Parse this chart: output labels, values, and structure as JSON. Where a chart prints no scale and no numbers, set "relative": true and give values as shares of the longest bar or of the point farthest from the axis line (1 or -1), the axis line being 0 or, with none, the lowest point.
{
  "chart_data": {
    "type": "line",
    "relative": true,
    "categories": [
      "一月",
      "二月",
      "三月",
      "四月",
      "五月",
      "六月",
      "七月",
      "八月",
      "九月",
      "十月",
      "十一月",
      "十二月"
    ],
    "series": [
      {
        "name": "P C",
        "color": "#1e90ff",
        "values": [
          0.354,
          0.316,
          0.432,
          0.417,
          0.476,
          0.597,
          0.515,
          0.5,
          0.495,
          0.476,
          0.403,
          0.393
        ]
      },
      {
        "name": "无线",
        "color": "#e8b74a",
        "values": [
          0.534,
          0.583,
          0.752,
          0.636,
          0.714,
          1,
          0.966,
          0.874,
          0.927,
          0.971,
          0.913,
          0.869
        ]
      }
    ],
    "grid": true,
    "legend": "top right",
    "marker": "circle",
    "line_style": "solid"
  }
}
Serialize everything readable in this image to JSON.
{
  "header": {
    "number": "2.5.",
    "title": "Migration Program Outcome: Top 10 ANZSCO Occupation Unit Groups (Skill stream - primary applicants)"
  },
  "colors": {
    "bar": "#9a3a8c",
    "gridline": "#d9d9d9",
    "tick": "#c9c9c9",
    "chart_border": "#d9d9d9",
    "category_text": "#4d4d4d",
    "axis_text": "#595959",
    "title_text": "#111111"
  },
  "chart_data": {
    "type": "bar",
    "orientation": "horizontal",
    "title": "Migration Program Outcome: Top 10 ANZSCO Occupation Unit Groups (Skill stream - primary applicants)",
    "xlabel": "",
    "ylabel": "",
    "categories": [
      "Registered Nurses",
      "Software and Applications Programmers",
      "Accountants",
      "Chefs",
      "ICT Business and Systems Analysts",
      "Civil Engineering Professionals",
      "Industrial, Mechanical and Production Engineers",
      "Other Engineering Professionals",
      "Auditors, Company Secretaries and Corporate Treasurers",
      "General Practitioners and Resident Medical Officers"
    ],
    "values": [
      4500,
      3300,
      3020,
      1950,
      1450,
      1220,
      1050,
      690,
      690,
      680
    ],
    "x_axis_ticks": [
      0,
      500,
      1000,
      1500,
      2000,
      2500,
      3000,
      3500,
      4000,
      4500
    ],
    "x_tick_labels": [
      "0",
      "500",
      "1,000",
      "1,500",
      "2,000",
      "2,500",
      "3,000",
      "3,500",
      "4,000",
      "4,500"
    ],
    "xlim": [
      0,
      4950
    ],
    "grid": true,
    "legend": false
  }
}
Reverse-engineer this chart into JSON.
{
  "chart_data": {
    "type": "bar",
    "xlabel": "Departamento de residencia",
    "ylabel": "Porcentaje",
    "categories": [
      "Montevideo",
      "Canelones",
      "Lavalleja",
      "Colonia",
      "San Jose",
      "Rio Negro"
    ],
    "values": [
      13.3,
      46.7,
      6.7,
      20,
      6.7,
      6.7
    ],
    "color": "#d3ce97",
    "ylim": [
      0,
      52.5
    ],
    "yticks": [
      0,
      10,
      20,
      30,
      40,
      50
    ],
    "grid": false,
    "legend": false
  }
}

[Written instruction] Copy the material above, line for line.

[Answer for the task]
Parse this chart: output labels, values, and structure as JSON. Where a chart prints no scale and no numbers, set "relative": true and give values as shares of the longest bar or of the point farthest from the axis line (1 or -1), the axis line being 0 or, with none, the lowest point.
{
  "chart_data": {
    "type": "line",
    "relative": true,
    "categories": [
      "一月",
      "二月",
      "三月",
      "四月",
      "五月",
      "六月",
      "七月",
      "八月",
      "九月",
      "十月",
      "十一月",
      "十二月"
    ],
    "series": [
      {
        "name": "P C",
        "color": "#1e90ff",
        "values": [
          0.354,
          0.316,
          0.432,
          0.417,
          0.476,
          0.597,
          0.515,
          0.5,
          0.495,
          0.476,
          0.403,
          0.393
        ]
      },
      {
        "name": "无线",
        "color": "#e8b74a",
        "values": [
          0.534,
          0.583,
          0.752,
          0.636,
          0.714,
          1,
          0.966,
          0.874,
          0.927,
          0.971,
          0.913,
          0.869
        ]
      }
    ],
    "grid": true,
    "legend": "top right",
    "marker": "circle",
    "line_style": "solid"
  }
}
Serialize everything readable in this image to JSON.
{
  "header": {
    "number": "2.5.",
    "title": "Migration Program Outcome: Top 10 ANZSCO Occupation Unit Groups (Skill stream - primary applicants)"
  },
  "colors": {
    "bar": "#9a3a8c",
    "gridline": "#d9d9d9",
    "tick": "#c9c9c9",
    "chart_border": "#d9d9d9",
    "category_text": "#4d4d4d",
    "axis_text": "#595959",
    "title_text": "#111111"
  },
  "chart_data": {
    "type": "bar",
    "orientation": "horizontal",
    "title": "Migration Program Outcome: Top 10 ANZSCO Occupation Unit Groups (Skill stream - primary applicants)",
    "xlabel": "",
    "ylabel": "",
    "categories": [
      "Registered Nurses",
      "Software and Applications Programmers",
      "Accountants",
      "Chefs",
      "ICT Business and Systems Analysts",
      "Civil Engineering Professionals",
      "Industrial, Mechanical and Production Engineers",
      "Other Engineering Professionals",
      "Auditors, Company Secretaries and Corporate Treasurers",
      "General Practitioners and Resident Medical Officers"
    ],
    "values": [
      4500,
      3300,
      3020,
      1950,
      1450,
      1220,
      1050,
      690,
      690,
      680
    ],
    "x_axis_ticks": [
      0,
      500,
      1000,
      1500,
      2000,
      2500,
      3000,
      3500,
      4000,
      4500
    ],
    "x_tick_labels": [
      "0",
      "500",
      "1,000",
      "1,500",
      "2,000",
      "2,500",
      "3,000",
      "3,500",
      "4,000",
      "4,500"
    ],
    "xlim": [
      0,
      4950
    ],
    "grid": true,
    "legend": false
  }
}
Reverse-engineer this chart into JSON.
{
  "chart_data": {
    "type": "bar",
    "xlabel": "Departamento de residencia",
    "ylabel": "Porcentaje",
    "categories": [
      "Montevideo",
      "Canelones",
      "Lavalleja",
      "Colonia",
      "San Jose",
      "Rio Negro"
    ],
    "values": [
      13.3,
      46.7,
      6.7,
      20,
      6.7,
      6.7
    ],
    "color": "#d3ce97",
    "ylim": [
      0,
      52.5
    ],
    "yticks": [
      0,
      10,
      20,
      30,
      40,
      50
    ],
    "grid": false,
    "legend": false
  }
}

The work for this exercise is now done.